═════ LISTED ENTRIES

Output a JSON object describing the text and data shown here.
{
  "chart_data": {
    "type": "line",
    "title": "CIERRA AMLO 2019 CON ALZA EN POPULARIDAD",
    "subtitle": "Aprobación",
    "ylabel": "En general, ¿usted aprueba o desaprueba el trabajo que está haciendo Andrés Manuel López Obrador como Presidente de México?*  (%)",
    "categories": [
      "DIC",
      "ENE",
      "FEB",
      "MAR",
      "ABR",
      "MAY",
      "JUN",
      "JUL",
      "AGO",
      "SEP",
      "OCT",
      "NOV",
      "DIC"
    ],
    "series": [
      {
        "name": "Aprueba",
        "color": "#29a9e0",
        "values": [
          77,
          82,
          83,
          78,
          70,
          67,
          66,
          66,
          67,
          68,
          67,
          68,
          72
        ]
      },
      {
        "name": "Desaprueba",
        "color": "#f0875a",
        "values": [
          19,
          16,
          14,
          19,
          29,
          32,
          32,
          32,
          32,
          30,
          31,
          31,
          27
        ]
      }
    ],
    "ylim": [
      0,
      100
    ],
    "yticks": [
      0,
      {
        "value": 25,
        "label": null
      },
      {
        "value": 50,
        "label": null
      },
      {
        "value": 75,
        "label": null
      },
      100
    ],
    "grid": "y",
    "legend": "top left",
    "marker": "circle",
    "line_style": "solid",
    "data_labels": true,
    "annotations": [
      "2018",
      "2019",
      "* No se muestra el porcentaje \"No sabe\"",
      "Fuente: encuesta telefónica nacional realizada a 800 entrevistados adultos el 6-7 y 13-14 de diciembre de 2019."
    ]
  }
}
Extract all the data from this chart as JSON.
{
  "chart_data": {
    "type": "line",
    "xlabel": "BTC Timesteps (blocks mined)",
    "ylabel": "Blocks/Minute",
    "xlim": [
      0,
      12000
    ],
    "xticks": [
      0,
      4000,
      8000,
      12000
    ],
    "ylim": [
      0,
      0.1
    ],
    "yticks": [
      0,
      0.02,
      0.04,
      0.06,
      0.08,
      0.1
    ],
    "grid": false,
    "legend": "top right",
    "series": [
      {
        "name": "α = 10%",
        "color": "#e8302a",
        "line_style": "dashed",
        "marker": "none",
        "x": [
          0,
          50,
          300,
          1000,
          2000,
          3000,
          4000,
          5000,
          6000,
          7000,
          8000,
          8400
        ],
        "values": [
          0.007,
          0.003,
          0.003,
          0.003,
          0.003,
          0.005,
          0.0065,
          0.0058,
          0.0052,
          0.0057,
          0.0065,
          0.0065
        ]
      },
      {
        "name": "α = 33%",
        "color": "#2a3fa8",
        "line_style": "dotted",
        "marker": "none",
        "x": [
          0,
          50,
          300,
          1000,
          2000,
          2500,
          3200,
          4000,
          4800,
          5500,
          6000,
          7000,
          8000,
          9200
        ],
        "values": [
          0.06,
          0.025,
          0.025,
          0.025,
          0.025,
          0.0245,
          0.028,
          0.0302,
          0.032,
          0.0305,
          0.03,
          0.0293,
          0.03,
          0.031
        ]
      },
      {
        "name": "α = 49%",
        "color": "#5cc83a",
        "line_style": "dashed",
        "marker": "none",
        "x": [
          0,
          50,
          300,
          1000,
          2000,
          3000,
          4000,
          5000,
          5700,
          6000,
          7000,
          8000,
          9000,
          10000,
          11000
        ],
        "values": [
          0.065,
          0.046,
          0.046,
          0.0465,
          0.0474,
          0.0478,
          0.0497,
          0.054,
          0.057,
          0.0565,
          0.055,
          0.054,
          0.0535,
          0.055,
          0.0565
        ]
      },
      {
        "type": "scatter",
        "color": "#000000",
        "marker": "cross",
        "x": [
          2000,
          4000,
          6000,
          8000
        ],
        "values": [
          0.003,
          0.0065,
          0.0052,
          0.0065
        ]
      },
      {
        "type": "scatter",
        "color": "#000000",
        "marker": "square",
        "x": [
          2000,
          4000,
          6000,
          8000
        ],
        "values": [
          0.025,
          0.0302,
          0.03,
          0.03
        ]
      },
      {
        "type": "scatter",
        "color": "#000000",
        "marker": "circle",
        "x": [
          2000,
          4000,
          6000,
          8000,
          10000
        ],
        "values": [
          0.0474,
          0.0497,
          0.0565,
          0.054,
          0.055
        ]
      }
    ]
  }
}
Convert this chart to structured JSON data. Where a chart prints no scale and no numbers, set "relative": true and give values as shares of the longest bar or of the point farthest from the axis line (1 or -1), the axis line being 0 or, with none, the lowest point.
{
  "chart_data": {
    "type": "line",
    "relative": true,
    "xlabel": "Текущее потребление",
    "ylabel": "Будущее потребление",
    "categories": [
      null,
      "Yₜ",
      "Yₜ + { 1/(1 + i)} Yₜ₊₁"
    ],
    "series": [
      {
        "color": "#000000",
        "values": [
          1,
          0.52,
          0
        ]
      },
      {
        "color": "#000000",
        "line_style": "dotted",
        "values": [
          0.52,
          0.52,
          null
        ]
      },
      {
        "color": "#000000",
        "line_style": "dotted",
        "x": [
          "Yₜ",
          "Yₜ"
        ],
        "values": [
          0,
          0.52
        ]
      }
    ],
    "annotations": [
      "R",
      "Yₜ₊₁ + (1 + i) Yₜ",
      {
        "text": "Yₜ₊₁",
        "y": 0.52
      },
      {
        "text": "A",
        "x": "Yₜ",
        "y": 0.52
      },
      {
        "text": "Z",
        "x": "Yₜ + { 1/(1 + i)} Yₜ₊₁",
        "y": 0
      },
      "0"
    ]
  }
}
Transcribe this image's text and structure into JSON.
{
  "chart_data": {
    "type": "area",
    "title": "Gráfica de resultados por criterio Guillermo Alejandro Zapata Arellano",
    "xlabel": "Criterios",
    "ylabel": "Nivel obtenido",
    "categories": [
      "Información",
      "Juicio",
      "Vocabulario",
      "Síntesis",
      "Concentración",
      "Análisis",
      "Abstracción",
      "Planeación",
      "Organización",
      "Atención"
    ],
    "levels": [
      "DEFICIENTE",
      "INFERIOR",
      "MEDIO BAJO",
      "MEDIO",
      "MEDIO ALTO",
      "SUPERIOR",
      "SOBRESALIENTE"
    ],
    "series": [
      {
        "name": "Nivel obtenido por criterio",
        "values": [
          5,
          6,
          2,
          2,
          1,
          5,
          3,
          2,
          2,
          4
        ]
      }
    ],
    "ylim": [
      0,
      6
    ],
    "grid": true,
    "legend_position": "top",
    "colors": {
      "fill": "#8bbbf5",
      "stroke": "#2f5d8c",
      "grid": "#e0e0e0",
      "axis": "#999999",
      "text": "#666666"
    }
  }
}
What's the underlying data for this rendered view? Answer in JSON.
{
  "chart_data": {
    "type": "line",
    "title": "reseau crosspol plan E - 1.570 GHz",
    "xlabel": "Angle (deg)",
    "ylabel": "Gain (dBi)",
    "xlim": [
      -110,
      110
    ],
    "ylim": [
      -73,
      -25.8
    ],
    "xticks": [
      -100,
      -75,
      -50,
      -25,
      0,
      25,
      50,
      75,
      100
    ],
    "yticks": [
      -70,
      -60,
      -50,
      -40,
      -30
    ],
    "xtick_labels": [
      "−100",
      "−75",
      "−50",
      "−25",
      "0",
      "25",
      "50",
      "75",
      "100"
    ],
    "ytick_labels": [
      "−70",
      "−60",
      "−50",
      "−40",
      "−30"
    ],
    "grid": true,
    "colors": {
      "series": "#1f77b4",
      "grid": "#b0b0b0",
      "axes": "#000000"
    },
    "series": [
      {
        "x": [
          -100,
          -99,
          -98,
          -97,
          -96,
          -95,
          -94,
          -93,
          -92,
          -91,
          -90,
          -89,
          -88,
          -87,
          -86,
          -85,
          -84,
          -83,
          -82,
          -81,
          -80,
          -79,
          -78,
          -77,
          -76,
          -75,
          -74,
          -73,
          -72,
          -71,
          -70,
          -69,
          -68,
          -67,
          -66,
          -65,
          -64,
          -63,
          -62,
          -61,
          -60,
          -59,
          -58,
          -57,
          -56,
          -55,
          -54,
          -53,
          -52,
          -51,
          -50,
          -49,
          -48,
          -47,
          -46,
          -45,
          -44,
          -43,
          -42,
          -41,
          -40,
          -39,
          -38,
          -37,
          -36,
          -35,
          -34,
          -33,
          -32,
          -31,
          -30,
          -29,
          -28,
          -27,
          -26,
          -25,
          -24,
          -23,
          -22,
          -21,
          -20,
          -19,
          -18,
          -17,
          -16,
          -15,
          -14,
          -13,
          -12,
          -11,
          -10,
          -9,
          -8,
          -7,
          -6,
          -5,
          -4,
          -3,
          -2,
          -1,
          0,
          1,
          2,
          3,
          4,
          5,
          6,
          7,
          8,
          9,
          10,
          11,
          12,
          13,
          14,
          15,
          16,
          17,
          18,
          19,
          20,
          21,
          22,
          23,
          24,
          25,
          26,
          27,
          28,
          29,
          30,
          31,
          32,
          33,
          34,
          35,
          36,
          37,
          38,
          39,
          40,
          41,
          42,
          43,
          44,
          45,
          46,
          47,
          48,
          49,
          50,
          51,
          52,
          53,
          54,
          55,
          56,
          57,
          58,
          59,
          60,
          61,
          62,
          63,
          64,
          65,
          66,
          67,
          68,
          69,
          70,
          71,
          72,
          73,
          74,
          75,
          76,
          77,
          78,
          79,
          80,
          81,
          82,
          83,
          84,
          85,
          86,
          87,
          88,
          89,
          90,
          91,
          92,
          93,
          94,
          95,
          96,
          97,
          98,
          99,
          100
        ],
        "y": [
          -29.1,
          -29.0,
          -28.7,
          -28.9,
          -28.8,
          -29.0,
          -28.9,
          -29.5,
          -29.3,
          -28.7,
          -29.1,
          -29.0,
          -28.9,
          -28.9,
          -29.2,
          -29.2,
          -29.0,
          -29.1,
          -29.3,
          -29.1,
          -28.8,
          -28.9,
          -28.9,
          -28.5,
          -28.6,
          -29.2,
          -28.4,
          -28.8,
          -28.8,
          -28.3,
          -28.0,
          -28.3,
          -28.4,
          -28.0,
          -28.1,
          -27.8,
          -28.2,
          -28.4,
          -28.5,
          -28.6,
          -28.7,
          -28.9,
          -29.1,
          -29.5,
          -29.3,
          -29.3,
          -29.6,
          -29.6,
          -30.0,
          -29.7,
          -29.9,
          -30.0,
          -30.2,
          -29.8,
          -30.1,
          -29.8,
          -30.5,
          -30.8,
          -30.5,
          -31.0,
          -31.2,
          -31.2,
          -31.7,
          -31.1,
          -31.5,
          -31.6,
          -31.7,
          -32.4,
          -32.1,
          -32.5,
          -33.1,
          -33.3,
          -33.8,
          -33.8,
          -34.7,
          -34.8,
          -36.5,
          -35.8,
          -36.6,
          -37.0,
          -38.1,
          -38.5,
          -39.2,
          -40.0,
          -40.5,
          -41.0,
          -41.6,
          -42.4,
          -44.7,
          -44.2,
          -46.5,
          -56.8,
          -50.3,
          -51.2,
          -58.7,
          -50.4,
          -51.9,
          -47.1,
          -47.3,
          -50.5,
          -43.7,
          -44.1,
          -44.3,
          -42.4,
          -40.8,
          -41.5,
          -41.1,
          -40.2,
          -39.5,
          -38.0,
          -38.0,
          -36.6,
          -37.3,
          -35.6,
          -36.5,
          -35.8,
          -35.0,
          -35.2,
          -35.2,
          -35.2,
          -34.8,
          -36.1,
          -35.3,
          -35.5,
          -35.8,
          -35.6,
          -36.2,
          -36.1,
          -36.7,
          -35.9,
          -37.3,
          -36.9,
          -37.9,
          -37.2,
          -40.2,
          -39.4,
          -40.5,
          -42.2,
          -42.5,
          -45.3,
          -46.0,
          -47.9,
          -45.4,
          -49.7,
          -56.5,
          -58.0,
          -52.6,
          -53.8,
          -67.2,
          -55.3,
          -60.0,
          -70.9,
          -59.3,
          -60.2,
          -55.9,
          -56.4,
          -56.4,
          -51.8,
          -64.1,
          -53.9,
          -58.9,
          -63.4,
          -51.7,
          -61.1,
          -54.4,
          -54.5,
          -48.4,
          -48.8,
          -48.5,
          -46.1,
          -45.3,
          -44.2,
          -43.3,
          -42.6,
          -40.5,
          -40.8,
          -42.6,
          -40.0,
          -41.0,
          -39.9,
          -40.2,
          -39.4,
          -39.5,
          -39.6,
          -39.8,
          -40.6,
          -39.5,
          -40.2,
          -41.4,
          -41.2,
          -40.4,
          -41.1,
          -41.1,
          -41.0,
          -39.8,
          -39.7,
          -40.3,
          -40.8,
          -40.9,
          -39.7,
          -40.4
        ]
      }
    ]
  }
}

══════════

Exactly how many lines in the data above contain the word "marker"? Respond with the number and nothing more.

FULL RESPONSE:
7